- [Problem]
Go through the lines below and copy each one that holds the string "Negash".

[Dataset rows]
— start —

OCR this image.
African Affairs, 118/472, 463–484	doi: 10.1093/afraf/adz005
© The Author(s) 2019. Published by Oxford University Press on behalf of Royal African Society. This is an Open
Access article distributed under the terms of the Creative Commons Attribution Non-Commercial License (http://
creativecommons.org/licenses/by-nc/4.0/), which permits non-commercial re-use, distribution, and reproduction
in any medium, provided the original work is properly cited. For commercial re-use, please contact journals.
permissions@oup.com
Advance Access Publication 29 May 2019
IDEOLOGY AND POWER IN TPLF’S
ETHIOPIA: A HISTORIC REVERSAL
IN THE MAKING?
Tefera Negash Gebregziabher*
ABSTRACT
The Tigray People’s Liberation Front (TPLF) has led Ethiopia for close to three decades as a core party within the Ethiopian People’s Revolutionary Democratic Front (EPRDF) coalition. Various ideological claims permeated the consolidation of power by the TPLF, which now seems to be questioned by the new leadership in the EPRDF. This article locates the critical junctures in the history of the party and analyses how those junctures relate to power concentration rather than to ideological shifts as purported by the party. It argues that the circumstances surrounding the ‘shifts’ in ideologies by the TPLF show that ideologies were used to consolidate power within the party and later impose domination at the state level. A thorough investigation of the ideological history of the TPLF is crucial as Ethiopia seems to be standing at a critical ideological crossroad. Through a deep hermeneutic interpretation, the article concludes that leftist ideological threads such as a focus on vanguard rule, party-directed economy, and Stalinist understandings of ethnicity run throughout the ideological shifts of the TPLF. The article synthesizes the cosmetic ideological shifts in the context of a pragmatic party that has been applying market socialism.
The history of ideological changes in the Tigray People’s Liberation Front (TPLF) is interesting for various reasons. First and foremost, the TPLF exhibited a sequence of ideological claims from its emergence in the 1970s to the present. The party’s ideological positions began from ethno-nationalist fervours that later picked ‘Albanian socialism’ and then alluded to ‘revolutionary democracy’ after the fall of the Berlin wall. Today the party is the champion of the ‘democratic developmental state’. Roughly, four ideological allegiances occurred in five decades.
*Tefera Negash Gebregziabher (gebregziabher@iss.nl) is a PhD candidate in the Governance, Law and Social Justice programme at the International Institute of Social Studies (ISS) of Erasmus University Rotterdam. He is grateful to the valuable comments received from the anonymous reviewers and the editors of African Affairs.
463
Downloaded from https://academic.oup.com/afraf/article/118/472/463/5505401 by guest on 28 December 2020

— end —

- [Completed task]
Tefera Negash Gebregziabher*
*Tefera Negash Gebregziabher (gebregziabher@iss.nl) is a PhD candidate in the Governance, Law and Social Justice programme at the International Institute of Social Studies (ISS) of Erasmus University Rotterdam. He is grateful to the valuable comments received from the anonymous reviewers and the editors of African Affairs.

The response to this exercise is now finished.